**WORK TO COMPLETE**
Copy each line where the word "Resources" occurs.

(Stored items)
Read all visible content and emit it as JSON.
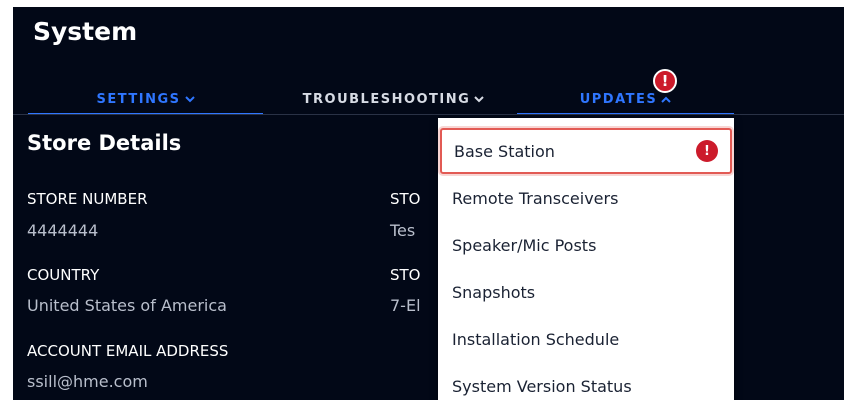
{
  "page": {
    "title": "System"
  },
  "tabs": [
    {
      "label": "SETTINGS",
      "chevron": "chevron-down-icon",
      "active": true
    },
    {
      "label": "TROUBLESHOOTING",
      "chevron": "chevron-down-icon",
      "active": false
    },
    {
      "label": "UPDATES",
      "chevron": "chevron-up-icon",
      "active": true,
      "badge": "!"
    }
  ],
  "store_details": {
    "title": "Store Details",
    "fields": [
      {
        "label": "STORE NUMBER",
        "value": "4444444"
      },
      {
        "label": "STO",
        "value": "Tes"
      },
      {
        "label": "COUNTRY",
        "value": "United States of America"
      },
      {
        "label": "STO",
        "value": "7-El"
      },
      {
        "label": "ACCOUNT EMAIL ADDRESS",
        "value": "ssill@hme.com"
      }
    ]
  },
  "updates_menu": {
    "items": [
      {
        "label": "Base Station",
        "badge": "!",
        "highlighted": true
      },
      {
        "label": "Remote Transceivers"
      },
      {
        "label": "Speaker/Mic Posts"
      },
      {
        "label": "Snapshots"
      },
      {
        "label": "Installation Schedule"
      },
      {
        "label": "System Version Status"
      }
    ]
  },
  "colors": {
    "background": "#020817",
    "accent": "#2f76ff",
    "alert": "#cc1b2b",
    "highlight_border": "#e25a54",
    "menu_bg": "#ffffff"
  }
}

...

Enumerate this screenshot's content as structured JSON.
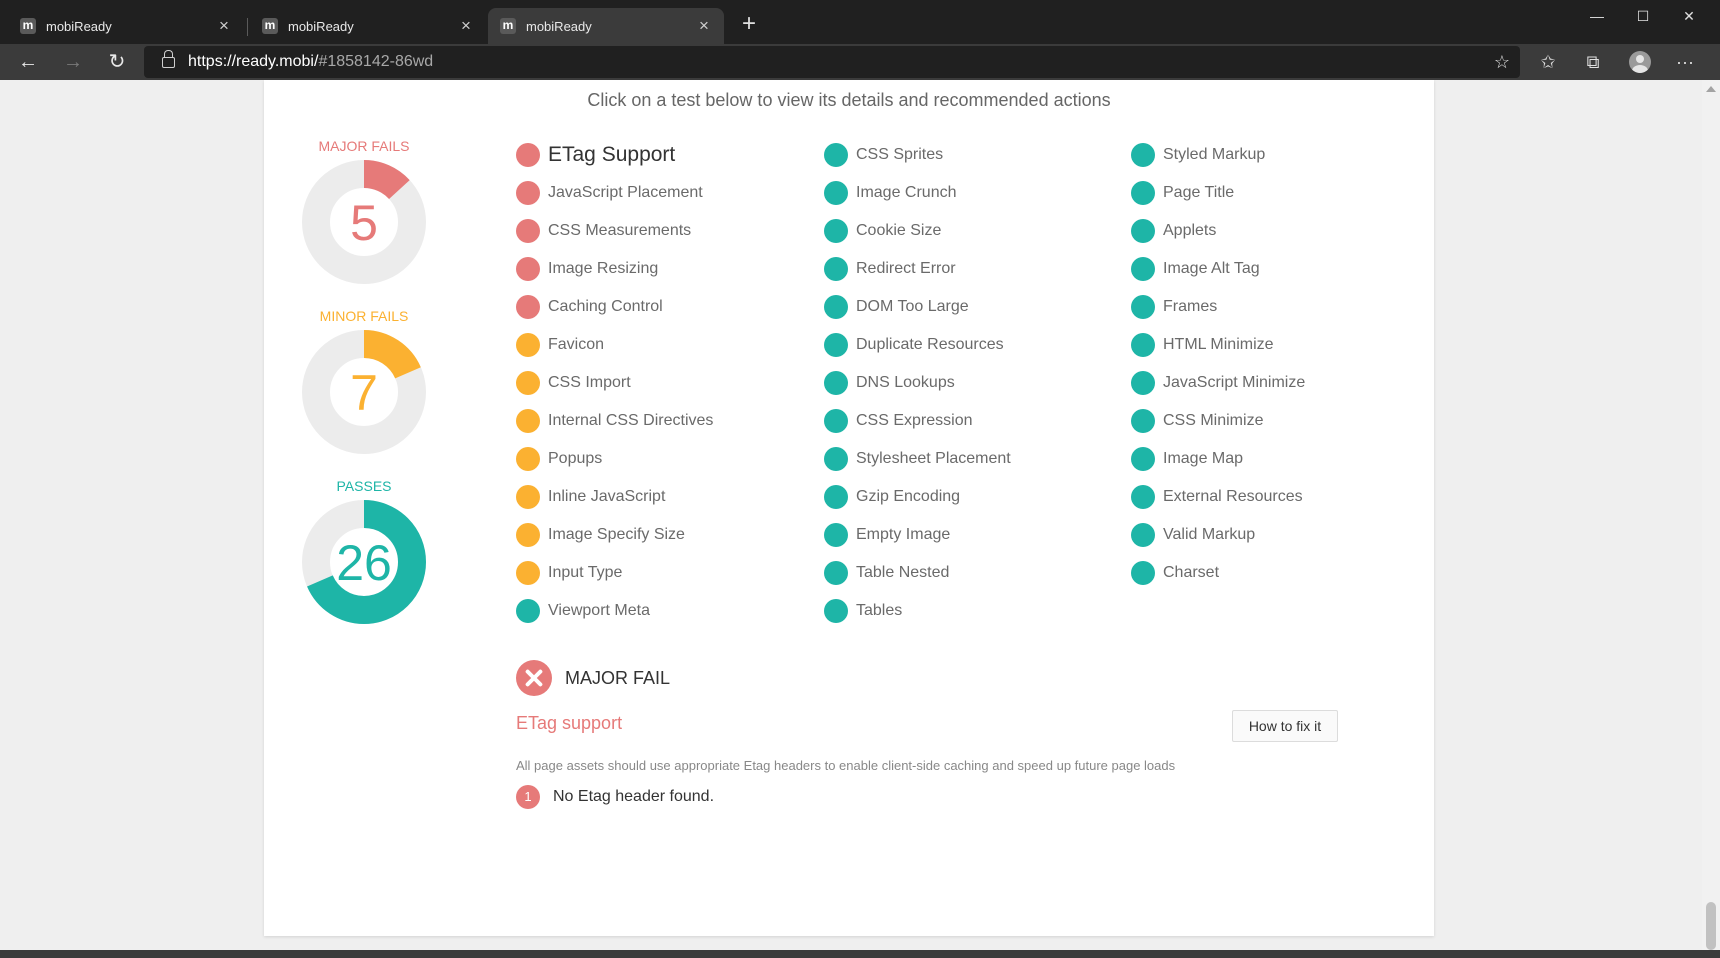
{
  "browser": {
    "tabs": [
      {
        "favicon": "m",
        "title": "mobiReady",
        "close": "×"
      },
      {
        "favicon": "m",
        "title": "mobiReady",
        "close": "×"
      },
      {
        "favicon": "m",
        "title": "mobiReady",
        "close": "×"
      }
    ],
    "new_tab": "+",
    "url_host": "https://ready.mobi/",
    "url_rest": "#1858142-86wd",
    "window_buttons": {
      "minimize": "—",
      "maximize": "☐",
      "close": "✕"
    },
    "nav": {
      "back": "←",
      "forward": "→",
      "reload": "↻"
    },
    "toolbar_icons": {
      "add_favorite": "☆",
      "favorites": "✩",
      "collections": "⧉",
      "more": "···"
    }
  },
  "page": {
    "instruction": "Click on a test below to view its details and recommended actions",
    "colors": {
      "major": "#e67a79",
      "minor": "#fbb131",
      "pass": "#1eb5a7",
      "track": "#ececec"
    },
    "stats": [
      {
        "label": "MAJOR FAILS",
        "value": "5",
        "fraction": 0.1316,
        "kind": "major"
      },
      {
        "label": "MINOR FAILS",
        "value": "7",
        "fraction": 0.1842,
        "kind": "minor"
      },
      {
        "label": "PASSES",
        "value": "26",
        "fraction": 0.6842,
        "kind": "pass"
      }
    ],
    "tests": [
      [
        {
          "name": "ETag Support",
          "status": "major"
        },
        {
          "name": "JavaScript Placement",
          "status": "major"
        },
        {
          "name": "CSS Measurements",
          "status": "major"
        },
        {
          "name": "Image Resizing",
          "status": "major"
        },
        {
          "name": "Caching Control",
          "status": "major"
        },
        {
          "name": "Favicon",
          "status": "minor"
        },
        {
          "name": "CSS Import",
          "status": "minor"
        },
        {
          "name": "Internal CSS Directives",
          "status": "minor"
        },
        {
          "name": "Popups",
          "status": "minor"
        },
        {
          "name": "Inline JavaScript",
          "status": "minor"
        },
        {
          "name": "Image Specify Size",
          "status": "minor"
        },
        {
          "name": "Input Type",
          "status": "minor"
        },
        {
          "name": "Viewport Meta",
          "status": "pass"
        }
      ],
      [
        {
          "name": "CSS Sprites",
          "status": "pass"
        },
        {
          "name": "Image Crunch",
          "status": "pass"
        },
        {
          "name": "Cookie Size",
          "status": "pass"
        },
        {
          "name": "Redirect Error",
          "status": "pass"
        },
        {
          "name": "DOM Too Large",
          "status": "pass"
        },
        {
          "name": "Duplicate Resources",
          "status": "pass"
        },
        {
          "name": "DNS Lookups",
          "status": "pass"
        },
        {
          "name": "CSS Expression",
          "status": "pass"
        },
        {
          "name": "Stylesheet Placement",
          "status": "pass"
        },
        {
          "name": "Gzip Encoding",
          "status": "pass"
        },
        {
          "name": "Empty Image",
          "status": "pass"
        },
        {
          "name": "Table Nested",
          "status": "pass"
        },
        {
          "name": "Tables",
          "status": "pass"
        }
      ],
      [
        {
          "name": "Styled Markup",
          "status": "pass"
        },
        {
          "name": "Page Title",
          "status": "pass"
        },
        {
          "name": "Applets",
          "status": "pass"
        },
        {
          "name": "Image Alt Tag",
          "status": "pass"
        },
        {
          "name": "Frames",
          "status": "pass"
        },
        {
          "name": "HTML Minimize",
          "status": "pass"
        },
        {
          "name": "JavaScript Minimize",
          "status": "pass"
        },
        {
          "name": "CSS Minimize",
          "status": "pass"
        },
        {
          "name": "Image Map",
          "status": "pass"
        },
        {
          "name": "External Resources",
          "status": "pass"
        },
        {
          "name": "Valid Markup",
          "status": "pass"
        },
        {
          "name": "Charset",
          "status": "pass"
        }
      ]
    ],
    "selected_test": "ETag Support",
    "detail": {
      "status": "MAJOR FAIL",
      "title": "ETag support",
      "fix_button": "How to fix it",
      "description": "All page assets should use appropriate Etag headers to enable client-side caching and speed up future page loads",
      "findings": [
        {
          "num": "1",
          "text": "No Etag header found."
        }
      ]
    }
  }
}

**RESULT FOR THIS EXERCISE**
          "name": "Duplicate Resources",
          "name": "External Resources",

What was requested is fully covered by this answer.